◆ EXERCISE DIRECTIONS
Show all lines that include the string "erfasst"; copy each one.

Collection entries:
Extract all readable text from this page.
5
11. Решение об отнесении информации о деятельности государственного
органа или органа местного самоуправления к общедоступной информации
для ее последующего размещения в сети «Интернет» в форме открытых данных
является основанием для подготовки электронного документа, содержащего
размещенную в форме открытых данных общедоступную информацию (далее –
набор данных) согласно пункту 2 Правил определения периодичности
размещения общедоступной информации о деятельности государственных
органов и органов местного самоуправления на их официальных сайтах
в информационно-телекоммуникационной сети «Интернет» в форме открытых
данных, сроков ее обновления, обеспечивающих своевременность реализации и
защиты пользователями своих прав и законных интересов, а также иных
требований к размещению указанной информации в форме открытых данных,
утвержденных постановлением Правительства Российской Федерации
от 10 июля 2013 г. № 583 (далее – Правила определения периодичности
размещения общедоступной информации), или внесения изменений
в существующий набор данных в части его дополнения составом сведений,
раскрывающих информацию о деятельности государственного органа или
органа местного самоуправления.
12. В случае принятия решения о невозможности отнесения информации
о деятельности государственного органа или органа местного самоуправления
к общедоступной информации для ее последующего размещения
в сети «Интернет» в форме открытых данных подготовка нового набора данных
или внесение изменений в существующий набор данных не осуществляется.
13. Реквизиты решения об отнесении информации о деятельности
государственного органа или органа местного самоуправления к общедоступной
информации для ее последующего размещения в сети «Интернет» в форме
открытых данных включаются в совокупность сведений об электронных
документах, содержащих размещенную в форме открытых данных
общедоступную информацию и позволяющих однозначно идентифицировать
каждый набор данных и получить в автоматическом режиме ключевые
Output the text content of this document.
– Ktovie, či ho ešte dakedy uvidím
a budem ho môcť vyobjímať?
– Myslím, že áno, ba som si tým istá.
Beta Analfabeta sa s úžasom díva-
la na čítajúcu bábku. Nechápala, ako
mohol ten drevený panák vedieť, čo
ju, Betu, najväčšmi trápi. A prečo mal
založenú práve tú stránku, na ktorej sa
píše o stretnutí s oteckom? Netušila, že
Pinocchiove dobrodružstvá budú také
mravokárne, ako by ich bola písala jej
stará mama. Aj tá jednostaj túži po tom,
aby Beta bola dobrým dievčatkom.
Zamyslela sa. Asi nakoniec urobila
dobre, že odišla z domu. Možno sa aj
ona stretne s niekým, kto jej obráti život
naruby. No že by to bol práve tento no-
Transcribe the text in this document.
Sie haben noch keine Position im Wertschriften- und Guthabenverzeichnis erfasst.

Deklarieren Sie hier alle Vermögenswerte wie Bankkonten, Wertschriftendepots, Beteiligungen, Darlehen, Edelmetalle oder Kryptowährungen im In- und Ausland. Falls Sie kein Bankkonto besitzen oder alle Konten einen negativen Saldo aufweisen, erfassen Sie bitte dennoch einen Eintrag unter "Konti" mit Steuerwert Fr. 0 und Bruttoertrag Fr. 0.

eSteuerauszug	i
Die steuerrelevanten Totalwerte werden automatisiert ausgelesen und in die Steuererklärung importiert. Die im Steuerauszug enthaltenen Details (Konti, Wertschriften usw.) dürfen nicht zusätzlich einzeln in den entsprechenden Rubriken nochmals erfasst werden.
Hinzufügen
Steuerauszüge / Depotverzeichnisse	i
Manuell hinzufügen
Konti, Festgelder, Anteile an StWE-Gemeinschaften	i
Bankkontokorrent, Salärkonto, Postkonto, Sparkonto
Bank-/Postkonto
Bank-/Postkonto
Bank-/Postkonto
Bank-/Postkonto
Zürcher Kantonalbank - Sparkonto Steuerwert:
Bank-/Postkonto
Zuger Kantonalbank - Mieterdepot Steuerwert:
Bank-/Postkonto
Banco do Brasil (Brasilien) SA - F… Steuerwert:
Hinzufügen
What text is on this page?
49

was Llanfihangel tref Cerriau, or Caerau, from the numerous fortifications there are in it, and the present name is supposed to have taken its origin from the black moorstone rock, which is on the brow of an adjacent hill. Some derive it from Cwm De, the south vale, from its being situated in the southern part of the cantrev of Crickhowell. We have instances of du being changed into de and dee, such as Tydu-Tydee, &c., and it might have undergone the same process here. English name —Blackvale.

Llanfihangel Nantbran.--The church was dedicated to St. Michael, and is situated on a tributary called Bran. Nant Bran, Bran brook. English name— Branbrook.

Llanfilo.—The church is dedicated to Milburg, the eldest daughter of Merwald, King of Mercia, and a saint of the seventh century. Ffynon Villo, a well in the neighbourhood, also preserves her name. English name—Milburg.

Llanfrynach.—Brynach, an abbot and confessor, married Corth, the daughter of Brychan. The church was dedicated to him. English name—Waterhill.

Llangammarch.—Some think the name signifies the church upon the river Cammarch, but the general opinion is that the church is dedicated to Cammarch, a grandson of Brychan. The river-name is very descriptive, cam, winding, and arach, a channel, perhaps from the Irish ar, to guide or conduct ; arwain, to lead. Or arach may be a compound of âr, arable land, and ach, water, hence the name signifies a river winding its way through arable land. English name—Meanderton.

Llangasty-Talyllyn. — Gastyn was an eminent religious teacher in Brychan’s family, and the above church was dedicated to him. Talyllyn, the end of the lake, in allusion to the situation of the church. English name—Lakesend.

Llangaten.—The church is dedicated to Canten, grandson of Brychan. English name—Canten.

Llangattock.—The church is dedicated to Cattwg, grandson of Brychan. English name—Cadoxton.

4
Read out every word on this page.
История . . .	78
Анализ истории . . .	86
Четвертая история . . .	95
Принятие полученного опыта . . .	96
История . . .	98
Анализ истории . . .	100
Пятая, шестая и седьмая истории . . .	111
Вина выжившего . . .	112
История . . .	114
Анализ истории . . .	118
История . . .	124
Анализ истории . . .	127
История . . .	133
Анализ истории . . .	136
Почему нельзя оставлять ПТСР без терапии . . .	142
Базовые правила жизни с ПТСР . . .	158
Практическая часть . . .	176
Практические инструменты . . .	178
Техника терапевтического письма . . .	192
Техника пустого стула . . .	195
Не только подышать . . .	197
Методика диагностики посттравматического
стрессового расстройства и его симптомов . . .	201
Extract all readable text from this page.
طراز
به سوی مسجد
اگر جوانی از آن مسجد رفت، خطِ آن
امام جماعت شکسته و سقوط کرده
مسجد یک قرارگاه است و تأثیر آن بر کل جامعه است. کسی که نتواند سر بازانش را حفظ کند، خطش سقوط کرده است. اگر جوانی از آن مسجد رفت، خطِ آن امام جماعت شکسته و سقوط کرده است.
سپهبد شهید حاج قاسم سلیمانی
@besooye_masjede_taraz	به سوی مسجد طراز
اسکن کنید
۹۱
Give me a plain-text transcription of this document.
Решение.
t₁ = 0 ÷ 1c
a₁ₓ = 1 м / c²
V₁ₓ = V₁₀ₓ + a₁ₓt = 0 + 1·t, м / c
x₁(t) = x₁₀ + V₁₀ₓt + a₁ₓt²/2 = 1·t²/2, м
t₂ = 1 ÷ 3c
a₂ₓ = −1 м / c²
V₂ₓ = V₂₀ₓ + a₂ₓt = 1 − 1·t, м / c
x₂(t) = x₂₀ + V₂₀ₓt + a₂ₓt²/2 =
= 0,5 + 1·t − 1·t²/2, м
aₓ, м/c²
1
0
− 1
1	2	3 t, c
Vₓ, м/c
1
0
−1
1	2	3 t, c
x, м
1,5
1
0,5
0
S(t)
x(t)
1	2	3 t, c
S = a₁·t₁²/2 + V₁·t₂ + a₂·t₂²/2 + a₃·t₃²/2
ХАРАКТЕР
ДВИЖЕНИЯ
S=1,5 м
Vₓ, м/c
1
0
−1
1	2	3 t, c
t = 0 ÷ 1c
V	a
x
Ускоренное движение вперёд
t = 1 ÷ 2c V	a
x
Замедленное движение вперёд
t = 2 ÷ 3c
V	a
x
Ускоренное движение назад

◆ SOLUTION TO THE EXERCISE
Sie haben noch keine Position im Wertschriften- und Guthabenverzeichnis erfasst.
Die steuerrelevanten Totalwerte werden automatisiert ausgelesen und in die Steuererklärung importiert. Die im Steuerauszug enthaltenen Details (Konti, Wertschriften usw.) dürfen nicht zusätzlich einzeln in den entsprechenden Rubriken nochmals erfasst werden.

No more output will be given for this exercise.